Dataset:
((

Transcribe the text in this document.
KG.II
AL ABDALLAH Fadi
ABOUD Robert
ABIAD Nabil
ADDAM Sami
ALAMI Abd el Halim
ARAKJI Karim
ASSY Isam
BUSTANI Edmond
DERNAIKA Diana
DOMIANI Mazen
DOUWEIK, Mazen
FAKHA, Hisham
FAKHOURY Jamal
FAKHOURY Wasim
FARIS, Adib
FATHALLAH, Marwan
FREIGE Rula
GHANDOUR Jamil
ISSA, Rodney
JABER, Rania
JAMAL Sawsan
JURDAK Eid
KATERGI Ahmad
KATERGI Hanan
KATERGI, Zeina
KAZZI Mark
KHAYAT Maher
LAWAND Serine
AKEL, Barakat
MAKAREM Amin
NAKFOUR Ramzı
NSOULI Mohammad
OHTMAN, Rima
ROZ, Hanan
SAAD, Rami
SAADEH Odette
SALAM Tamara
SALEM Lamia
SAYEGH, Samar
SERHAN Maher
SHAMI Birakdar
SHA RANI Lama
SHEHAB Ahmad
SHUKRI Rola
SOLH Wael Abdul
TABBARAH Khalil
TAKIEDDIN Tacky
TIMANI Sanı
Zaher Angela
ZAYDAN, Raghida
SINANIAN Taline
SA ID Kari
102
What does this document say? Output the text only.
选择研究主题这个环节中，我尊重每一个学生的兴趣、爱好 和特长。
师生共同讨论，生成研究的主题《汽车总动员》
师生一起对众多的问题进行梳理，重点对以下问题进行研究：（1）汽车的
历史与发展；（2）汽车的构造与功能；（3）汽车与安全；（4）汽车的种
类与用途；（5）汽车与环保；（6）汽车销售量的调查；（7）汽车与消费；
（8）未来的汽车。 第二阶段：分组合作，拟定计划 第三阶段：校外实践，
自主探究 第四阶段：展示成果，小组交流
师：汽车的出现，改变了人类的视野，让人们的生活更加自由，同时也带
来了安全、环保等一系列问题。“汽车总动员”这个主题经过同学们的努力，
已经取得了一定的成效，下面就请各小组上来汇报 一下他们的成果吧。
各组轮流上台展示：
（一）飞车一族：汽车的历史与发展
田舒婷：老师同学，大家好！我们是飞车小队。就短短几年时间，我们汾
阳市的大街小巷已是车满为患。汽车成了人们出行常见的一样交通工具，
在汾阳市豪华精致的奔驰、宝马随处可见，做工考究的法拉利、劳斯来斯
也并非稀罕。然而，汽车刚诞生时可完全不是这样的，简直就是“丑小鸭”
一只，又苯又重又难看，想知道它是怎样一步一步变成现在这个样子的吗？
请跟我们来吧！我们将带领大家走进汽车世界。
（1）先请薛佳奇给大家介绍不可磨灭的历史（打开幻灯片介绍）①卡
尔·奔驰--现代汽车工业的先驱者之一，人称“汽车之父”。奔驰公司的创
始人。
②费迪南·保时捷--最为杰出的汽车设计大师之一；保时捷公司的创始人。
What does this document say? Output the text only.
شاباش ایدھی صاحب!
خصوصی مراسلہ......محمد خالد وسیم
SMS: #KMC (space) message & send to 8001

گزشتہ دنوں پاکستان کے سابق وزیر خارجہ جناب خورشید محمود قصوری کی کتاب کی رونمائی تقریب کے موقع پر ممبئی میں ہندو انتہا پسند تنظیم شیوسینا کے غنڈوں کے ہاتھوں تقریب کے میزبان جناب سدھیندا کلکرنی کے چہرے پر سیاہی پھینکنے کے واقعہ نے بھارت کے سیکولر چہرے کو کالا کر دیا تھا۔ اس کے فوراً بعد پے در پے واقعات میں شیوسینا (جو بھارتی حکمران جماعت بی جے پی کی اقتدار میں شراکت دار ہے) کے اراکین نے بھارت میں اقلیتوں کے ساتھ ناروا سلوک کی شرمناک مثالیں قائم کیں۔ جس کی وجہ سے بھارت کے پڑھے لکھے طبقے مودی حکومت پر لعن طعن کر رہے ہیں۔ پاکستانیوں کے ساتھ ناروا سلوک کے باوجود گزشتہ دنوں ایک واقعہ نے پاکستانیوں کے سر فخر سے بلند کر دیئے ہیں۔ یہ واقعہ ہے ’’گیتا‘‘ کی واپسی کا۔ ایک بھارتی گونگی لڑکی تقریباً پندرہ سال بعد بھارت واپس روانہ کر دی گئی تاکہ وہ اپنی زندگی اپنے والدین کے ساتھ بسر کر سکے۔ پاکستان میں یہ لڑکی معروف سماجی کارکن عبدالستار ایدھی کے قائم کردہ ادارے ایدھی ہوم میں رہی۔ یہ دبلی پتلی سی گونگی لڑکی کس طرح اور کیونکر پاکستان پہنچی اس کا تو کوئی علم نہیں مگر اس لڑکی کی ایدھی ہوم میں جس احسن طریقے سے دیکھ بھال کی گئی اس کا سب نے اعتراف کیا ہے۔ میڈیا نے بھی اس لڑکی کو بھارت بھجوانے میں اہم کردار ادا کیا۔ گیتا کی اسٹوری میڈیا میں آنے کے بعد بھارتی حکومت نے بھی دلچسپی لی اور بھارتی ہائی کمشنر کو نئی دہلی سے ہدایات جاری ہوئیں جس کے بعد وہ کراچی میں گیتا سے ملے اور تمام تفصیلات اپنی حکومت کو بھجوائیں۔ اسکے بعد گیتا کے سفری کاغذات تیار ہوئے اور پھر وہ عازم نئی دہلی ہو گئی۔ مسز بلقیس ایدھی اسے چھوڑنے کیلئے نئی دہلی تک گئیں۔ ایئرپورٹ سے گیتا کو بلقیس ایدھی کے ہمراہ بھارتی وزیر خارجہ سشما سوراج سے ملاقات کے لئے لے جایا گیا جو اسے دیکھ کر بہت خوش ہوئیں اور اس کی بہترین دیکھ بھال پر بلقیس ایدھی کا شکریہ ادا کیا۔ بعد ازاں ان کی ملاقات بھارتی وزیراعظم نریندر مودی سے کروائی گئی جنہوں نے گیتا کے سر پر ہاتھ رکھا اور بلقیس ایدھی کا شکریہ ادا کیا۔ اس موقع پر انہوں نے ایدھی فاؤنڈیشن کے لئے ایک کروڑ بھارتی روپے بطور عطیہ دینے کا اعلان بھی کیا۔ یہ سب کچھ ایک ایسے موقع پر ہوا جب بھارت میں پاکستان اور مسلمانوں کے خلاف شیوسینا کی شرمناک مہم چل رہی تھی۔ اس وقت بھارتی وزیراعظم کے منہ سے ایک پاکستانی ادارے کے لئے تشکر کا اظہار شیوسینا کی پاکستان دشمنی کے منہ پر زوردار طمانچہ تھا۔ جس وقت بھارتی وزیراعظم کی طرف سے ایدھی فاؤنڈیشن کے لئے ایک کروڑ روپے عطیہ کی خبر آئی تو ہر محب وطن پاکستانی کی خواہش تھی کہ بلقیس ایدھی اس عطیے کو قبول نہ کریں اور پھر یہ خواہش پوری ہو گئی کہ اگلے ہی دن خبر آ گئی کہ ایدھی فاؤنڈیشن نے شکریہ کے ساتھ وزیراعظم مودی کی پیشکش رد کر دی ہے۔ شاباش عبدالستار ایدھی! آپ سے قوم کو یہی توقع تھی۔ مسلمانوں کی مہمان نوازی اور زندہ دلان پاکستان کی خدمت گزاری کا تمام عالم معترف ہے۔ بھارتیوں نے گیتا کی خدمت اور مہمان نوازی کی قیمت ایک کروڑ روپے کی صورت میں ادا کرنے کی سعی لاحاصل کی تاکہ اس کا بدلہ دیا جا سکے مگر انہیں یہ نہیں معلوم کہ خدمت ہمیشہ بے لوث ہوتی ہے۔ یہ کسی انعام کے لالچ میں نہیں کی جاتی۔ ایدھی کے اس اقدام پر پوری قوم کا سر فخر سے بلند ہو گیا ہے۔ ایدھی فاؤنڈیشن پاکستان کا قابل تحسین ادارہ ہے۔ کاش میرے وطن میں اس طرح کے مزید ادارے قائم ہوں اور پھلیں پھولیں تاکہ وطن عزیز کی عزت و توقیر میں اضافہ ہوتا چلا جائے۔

))

Exercise aim:
For the material, find the number of lines holding the word "KATERGI" and give that figure and nothing more.

Finished exercise:
3